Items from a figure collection
——————

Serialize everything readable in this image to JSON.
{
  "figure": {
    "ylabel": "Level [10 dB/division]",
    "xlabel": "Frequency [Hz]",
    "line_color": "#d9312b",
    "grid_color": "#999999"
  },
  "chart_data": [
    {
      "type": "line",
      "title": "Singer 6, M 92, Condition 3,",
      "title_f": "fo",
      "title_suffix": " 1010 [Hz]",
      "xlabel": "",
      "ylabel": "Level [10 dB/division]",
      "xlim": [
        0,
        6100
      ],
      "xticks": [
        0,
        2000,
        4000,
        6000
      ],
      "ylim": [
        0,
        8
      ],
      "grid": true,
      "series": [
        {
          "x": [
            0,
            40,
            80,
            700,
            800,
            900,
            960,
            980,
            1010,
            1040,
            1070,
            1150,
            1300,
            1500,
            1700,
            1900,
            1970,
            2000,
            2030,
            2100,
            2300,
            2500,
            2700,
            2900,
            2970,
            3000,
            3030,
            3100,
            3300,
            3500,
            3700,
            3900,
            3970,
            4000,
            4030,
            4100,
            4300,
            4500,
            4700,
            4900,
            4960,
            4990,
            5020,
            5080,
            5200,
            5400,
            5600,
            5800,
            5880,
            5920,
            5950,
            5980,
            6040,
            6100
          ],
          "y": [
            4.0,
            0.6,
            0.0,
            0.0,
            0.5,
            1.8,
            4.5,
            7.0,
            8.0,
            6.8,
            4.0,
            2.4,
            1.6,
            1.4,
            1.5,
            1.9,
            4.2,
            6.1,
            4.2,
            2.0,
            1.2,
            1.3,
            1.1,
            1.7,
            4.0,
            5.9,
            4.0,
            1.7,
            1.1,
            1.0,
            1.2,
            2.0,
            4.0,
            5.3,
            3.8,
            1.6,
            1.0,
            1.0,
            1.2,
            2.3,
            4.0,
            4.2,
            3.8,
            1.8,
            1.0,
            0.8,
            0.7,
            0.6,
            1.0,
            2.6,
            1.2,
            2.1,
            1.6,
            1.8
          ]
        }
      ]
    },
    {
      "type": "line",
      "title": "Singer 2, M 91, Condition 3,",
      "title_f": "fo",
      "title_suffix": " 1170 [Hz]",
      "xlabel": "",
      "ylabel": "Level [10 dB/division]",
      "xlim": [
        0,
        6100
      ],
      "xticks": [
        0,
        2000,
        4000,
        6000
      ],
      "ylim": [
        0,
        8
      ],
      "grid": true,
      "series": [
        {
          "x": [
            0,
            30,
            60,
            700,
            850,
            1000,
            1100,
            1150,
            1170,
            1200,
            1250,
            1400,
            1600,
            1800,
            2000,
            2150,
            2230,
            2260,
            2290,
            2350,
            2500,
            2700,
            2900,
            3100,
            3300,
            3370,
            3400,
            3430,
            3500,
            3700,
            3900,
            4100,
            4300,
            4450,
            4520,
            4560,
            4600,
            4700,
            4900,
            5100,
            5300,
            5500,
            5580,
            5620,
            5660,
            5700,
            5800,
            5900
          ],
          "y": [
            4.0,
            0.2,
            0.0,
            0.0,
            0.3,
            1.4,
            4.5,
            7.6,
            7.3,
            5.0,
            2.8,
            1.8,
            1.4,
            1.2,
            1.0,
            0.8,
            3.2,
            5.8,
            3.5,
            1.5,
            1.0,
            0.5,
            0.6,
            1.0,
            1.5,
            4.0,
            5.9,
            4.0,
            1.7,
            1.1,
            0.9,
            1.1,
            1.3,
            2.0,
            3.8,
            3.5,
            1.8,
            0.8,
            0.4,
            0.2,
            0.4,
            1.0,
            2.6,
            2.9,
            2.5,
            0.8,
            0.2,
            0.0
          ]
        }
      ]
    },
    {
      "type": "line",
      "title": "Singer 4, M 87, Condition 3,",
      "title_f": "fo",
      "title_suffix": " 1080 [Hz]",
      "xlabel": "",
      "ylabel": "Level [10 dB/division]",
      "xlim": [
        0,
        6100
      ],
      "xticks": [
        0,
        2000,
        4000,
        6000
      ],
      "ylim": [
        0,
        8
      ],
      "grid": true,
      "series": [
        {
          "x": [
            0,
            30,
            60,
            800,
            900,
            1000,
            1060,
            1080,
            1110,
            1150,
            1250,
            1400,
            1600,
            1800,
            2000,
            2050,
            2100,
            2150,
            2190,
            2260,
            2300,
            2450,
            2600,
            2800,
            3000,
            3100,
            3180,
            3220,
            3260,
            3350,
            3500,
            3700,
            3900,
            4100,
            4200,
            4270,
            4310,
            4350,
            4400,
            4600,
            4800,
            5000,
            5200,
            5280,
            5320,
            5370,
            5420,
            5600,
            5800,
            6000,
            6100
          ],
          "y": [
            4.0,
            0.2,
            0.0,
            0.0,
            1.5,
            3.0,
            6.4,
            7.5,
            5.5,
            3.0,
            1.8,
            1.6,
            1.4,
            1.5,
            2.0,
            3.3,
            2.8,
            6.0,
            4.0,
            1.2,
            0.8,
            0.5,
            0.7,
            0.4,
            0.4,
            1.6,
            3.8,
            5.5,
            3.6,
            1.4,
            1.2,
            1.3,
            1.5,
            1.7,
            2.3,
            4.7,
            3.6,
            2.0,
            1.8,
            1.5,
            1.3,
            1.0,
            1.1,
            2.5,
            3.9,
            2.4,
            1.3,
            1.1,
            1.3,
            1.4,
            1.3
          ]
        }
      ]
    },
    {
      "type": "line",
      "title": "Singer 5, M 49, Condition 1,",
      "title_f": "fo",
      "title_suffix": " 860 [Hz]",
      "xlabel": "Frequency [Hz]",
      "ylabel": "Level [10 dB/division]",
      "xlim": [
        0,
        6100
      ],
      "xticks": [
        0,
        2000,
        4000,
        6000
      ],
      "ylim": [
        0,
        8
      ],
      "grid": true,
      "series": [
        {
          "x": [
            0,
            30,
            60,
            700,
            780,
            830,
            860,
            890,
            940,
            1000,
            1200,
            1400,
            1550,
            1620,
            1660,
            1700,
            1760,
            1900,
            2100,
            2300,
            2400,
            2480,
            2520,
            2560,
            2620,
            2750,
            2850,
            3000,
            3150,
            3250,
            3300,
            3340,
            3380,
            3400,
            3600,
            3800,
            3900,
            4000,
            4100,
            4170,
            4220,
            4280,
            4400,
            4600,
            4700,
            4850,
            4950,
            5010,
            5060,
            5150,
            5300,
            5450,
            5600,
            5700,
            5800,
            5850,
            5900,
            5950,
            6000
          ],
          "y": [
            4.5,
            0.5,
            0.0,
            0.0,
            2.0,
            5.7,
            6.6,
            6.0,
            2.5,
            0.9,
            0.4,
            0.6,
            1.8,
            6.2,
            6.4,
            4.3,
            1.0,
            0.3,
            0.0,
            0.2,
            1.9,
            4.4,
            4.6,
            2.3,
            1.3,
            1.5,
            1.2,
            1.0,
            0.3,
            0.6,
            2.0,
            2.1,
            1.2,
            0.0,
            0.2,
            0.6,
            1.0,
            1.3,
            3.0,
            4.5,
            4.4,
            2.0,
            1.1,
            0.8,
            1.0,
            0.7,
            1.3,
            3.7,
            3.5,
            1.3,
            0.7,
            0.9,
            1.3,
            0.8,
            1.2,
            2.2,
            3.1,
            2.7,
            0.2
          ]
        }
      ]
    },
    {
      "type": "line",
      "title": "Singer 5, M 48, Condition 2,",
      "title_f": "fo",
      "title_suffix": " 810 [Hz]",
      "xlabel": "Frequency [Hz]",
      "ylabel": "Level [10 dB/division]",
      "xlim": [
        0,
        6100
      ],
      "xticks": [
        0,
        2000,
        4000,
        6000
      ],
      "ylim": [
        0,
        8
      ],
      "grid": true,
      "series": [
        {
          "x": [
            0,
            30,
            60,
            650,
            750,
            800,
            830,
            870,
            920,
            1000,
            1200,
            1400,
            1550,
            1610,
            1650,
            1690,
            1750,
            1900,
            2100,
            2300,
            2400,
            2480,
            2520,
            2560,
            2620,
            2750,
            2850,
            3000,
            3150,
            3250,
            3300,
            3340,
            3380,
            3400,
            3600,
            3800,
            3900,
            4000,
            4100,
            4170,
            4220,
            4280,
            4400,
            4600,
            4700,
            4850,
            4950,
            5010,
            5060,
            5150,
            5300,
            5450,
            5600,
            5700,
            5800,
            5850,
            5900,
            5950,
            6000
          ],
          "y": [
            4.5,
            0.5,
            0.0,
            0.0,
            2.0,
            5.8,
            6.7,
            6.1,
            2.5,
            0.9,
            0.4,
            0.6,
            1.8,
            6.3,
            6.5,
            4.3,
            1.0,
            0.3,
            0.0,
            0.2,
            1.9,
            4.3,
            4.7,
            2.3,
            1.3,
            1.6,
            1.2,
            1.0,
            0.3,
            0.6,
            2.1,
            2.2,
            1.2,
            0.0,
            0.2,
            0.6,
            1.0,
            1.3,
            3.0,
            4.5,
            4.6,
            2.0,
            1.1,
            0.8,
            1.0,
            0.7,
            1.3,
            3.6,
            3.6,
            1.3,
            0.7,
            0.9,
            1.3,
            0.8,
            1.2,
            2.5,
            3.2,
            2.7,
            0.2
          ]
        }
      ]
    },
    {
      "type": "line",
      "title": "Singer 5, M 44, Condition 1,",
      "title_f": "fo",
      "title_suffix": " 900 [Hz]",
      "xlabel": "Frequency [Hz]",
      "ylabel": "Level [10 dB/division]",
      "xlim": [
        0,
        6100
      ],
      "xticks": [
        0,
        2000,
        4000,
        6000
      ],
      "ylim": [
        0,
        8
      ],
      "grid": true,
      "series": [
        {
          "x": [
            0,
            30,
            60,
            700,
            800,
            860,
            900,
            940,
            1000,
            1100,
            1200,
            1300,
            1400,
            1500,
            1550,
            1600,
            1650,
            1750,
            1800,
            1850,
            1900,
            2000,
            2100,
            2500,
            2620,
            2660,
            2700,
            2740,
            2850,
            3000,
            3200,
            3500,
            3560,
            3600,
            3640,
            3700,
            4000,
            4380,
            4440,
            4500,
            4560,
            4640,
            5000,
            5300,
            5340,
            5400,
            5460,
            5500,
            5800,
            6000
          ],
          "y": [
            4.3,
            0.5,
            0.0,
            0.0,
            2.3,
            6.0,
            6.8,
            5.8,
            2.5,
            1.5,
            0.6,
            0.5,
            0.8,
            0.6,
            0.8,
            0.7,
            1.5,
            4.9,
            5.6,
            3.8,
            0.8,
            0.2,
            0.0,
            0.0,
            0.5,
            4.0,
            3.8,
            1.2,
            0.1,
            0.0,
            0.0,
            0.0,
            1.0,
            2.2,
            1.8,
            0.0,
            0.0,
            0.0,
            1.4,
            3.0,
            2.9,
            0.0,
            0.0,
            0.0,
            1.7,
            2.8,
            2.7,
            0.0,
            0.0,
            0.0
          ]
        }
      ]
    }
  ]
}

——————

# Written instruction
Find the count of lines in the data above where the string "Singer" occurs. Provide that number alone.

# Reply to the exercise
6